● **Given data**:
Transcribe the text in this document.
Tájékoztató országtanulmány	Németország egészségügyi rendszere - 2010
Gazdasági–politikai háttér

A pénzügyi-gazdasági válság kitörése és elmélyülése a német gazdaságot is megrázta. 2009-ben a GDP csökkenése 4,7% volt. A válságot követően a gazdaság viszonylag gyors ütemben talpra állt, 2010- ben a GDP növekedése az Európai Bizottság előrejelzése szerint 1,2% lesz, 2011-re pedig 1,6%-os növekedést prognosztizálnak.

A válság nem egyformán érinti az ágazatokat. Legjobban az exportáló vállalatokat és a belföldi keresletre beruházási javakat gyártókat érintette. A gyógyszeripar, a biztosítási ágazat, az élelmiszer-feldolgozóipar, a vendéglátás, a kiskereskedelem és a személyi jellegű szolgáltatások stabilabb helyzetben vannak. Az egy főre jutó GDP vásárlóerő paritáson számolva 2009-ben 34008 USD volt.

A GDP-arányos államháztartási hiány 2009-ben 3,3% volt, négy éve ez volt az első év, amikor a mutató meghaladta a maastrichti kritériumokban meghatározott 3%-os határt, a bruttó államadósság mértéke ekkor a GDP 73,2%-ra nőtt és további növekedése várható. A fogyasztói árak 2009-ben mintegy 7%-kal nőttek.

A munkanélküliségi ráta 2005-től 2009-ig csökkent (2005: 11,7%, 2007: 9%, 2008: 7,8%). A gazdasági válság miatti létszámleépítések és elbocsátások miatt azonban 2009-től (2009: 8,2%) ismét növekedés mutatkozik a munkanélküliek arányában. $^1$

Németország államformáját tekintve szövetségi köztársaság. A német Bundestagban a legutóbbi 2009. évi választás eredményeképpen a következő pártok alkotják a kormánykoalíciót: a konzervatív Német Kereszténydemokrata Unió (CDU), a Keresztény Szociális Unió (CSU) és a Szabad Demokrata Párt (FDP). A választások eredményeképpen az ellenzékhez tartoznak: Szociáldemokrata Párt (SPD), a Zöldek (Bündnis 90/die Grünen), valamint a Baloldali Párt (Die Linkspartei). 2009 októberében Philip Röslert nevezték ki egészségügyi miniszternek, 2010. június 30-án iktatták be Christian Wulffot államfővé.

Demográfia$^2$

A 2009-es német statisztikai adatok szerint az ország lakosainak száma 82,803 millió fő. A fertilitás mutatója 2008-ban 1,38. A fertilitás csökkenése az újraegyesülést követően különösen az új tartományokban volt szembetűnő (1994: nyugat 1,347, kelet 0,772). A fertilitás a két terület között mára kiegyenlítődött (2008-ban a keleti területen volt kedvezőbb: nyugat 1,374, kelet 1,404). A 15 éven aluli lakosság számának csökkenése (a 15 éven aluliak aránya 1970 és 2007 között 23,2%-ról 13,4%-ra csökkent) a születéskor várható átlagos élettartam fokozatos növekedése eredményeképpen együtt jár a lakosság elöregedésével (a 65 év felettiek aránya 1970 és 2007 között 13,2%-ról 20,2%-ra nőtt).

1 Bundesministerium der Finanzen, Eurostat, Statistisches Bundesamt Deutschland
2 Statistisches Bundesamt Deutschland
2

● **Problem**: Reproduce the whole listing word for word.

● **Result of this exercise**:
Transcribe the text in this document.
Tájékoztató országtanulmány	Németország egészségügyi rendszere - 2010
Gazdasági–politikai háttér

A pénzügyi-gazdasági válság kitörése és elmélyülése a német gazdaságot is megrázta. 2009-ben a GDP csökkenése 4,7% volt. A válságot követően a gazdaság viszonylag gyors ütemben talpra állt, 2010- ben a GDP növekedése az Európai Bizottság előrejelzése szerint 1,2% lesz, 2011-re pedig 1,6%-os növekedést prognosztizálnak.

A válság nem egyformán érinti az ágazatokat. Legjobban az exportáló vállalatokat és a belföldi keresletre beruházási javakat gyártókat érintette. A gyógyszeripar, a biztosítási ágazat, az élelmiszer-feldolgozóipar, a vendéglátás, a kiskereskedelem és a személyi jellegű szolgáltatások stabilabb helyzetben vannak. Az egy főre jutó GDP vásárlóerő paritáson számolva 2009-ben 34008 USD volt.

A GDP-arányos államháztartási hiány 2009-ben 3,3% volt, négy éve ez volt az első év, amikor a mutató meghaladta a maastrichti kritériumokban meghatározott 3%-os határt, a bruttó államadósság mértéke ekkor a GDP 73,2%-ra nőtt és további növekedése várható. A fogyasztói árak 2009-ben mintegy 7%-kal nőttek.

A munkanélküliségi ráta 2005-től 2009-ig csökkent (2005: 11,7%, 2007: 9%, 2008: 7,8%). A gazdasági válság miatti létszámleépítések és elbocsátások miatt azonban 2009-től (2009: 8,2%) ismét növekedés mutatkozik a munkanélküliek arányában. $^1$

Németország államformáját tekintve szövetségi köztársaság. A német Bundestagban a legutóbbi 2009. évi választás eredményeképpen a következő pártok alkotják a kormánykoalíciót: a konzervatív Német Kereszténydemokrata Unió (CDU), a Keresztény Szociális Unió (CSU) és a Szabad Demokrata Párt (FDP). A választások eredményeképpen az ellenzékhez tartoznak: Szociáldemokrata Párt (SPD), a Zöldek (Bündnis 90/die Grünen), valamint a Baloldali Párt (Die Linkspartei). 2009 októberében Philip Röslert nevezték ki egészségügyi miniszternek, 2010. június 30-án iktatták be Christian Wulffot államfővé.

Demográfia$^2$

A 2009-es német statisztikai adatok szerint az ország lakosainak száma 82,803 millió fő. A fertilitás mutatója 2008-ban 1,38. A fertilitás csökkenése az újraegyesülést követően különösen az új tartományokban volt szembetűnő (1994: nyugat 1,347, kelet 0,772). A fertilitás a két terület között mára kiegyenlítődött (2008-ban a keleti területen volt kedvezőbb: nyugat 1,374, kelet 1,404). A 15 éven aluli lakosság számának csökkenése (a 15 éven aluliak aránya 1970 és 2007 között 23,2%-ról 13,4%-ra csökkent) a születéskor várható átlagos élettartam fokozatos növekedése eredményeképpen együtt jár a lakosság elöregedésével (a 65 év felettiek aránya 1970 és 2007 között 13,2%-ról 20,2%-ra nőtt).

1 Bundesministerium der Finanzen, Eurostat, Statistisches Bundesamt Deutschland
2 Statistisches Bundesamt Deutschland
2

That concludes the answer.